[Items listed in a dataset]
◆ ◆ ◆ ◆

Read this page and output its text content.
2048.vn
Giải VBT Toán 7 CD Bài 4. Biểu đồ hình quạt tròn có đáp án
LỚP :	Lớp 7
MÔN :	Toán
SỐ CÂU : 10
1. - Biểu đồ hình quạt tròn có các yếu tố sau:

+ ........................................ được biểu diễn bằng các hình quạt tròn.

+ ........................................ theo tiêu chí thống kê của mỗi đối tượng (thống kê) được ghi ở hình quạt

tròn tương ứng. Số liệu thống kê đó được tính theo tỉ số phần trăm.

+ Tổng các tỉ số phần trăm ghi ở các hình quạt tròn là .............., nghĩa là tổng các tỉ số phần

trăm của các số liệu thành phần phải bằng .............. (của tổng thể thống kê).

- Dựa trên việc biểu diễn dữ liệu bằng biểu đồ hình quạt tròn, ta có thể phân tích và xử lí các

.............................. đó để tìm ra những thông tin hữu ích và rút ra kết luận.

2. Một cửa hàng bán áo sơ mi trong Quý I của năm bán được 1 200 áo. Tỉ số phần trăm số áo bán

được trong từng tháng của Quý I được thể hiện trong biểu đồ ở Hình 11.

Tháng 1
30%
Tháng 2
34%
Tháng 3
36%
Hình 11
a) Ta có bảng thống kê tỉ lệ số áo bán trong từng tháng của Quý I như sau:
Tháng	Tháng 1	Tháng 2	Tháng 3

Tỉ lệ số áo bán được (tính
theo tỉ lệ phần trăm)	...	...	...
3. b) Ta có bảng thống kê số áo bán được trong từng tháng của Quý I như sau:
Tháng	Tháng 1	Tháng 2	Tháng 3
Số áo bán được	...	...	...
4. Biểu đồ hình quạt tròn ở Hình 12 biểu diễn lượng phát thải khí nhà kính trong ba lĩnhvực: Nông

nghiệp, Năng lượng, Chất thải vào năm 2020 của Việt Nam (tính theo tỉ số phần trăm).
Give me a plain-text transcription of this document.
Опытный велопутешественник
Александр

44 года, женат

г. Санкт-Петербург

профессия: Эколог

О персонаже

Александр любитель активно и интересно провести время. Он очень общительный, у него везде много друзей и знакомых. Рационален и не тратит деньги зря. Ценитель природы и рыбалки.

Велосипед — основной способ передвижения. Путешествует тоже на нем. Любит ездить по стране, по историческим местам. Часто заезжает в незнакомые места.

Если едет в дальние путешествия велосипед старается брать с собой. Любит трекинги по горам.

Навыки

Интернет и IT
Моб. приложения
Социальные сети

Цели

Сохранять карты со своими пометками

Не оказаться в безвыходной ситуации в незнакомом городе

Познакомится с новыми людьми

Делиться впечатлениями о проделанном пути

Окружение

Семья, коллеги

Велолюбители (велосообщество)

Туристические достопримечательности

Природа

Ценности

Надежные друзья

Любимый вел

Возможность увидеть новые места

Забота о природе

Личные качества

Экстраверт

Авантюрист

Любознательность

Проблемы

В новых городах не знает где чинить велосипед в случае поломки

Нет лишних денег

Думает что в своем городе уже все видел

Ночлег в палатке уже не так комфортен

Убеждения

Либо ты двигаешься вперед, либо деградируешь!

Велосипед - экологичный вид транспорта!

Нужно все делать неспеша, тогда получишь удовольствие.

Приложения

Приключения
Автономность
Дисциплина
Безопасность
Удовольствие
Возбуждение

◆ ◆ ◆ ◆

▶ Task brief: In the listing, find every line containing the word "lượng" and list it.

▶ Task solution:
4. Biểu đồ hình quạt tròn ở Hình 12 biểu diễn lượng phát thải khí nhà kính trong ba lĩnhvực: Nông
nghiệp, Năng lượng, Chất thải vào năm 2020 của Việt Nam (tính theo tỉ số phần trăm).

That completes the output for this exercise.